**What you should do**
Once the pictures are set aside, transcribe the remaining data exactly.

**Dataset records**
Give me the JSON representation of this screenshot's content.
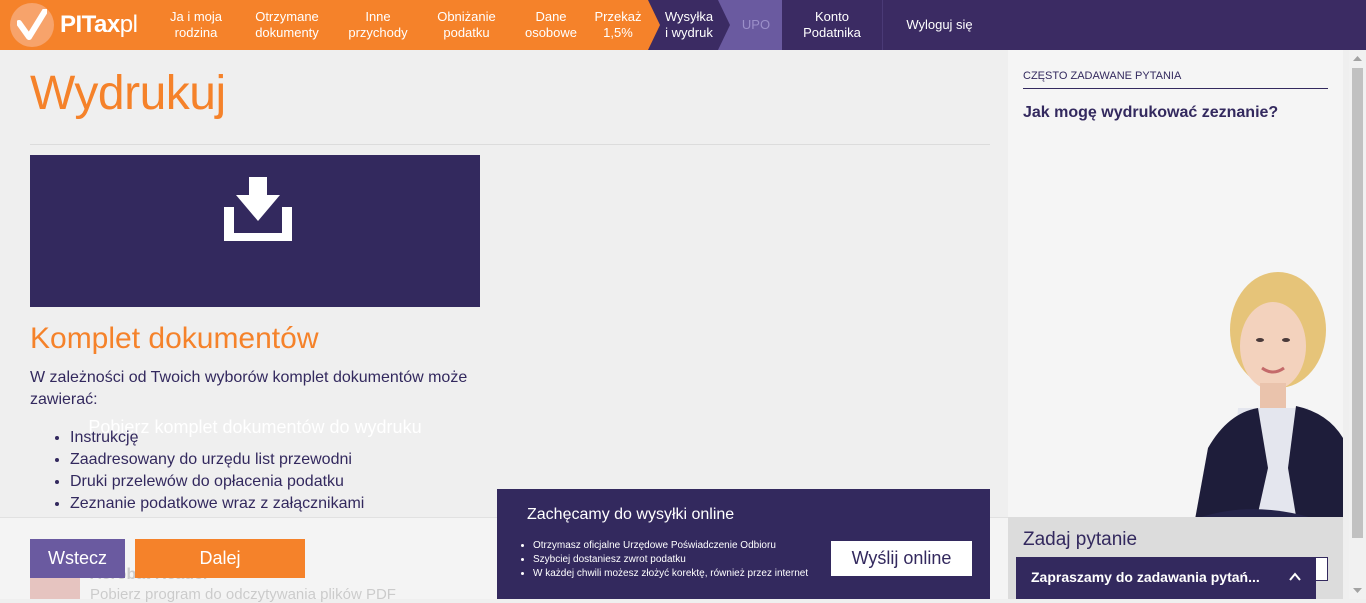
{
  "brand": {
    "name_main": "PITax",
    "name_suffix": "pl"
  },
  "nav": {
    "items": [
      {
        "label": "Ja i moja\nrodzina"
      },
      {
        "label": "Otrzymane\ndokumenty"
      },
      {
        "label": "Inne\nprzychody"
      },
      {
        "label": "Obniżanie\npodatku"
      },
      {
        "label": "Dane\nosobowe"
      },
      {
        "label": "Przekaż\n1,5%"
      },
      {
        "label": "Wysyłka\ni wydruk"
      },
      {
        "label": "UPO"
      },
      {
        "label": "Konto\nPodatnika"
      },
      {
        "label": "Wyloguj się"
      }
    ]
  },
  "main": {
    "title": "Wydrukuj",
    "download_label": "Pobierz komplet dokumentów do wydruku",
    "set_heading": "Komplet dokumentów",
    "set_description": "W zależności od Twoich wyborów komplet dokumentów może zawierać:",
    "set_items": [
      "Instrukcję",
      "Zaadresowany do urzędu list przewodni",
      "Druki przelewów do opłacenia podatku",
      "Zeznanie podatkowe wraz z załącznikami"
    ],
    "acrobat_title": "Acrobat Reader",
    "acrobat_sub": "Pobierz program do odczytywania plików PDF"
  },
  "footer": {
    "back_label": "Wstecz",
    "next_label": "Dalej"
  },
  "promo": {
    "title": "Zachęcamy do wysyłki online",
    "bullets": [
      "Otrzymasz oficjalne Urzędowe Poświadczenie Odbioru",
      "Szybciej dostaniesz zwrot podatku",
      "W każdej chwili możesz złożyć korektę, również przez internet"
    ],
    "send_label": "Wyślij online"
  },
  "sidebar": {
    "faq_heading": "CZĘSTO ZADAWANE PYTANIA",
    "faq_question": "Jak mogę wydrukować zeznanie?",
    "ask_title": "Zadaj pytanie",
    "chat_label": "Zapraszamy do zadawania pytań..."
  },
  "colors": {
    "orange": "#f5822a",
    "purple": "#33295e",
    "nav_purple": "#3b2b63",
    "disabled": "#6a5aa0"
  }
}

**Solution to the exercise**
Give me the JSON representation of this screenshot's content.
{
  "brand": {
    "name_main": "PITax",
    "name_suffix": "pl"
  },
  "nav": {
    "items": [
      {
        "label": "Ja i moja\nrodzina"
      },
      {
        "label": "Otrzymane\ndokumenty"
      },
      {
        "label": "Inne\nprzychody"
      },
      {
        "label": "Obniżanie\npodatku"
      },
      {
        "label": "Dane\nosobowe"
      },
      {
        "label": "Przekaż\n1,5%"
      },
      {
        "label": "Wysyłka\ni wydruk"
      },
      {
        "label": "UPO"
      },
      {
        "label": "Konto\nPodatnika"
      },
      {
        "label": "Wyloguj się"
      }
    ]
  },
  "main": {
    "title": "Wydrukuj",
    "download_label": "Pobierz komplet dokumentów do wydruku",
    "set_heading": "Komplet dokumentów",
    "set_description": "W zależności od Twoich wyborów komplet dokumentów może zawierać:",
    "set_items": [
      "Instrukcję",
      "Zaadresowany do urzędu list przewodni",
      "Druki przelewów do opłacenia podatku",
      "Zeznanie podatkowe wraz z załącznikami"
    ],
    "acrobat_title": "Acrobat Reader",
    "acrobat_sub": "Pobierz program do odczytywania plików PDF"
  },
  "footer": {
    "back_label": "Wstecz",
    "next_label": "Dalej"
  },
  "promo": {
    "title": "Zachęcamy do wysyłki online",
    "bullets": [
      "Otrzymasz oficjalne Urzędowe Poświadczenie Odbioru",
      "Szybciej dostaniesz zwrot podatku",
      "W każdej chwili możesz złożyć korektę, również przez internet"
    ],
    "send_label": "Wyślij online"
  },
  "sidebar": {
    "faq_heading": "CZĘSTO ZADAWANE PYTANIA",
    "faq_question": "Jak mogę wydrukować zeznanie?",
    "ask_title": "Zadaj pytanie",
    "chat_label": "Zapraszamy do zadawania pytań..."
  },
  "colors": {
    "orange": "#f5822a",
    "purple": "#33295e",
    "nav_purple": "#3b2b63",
    "disabled": "#6a5aa0"
  }
}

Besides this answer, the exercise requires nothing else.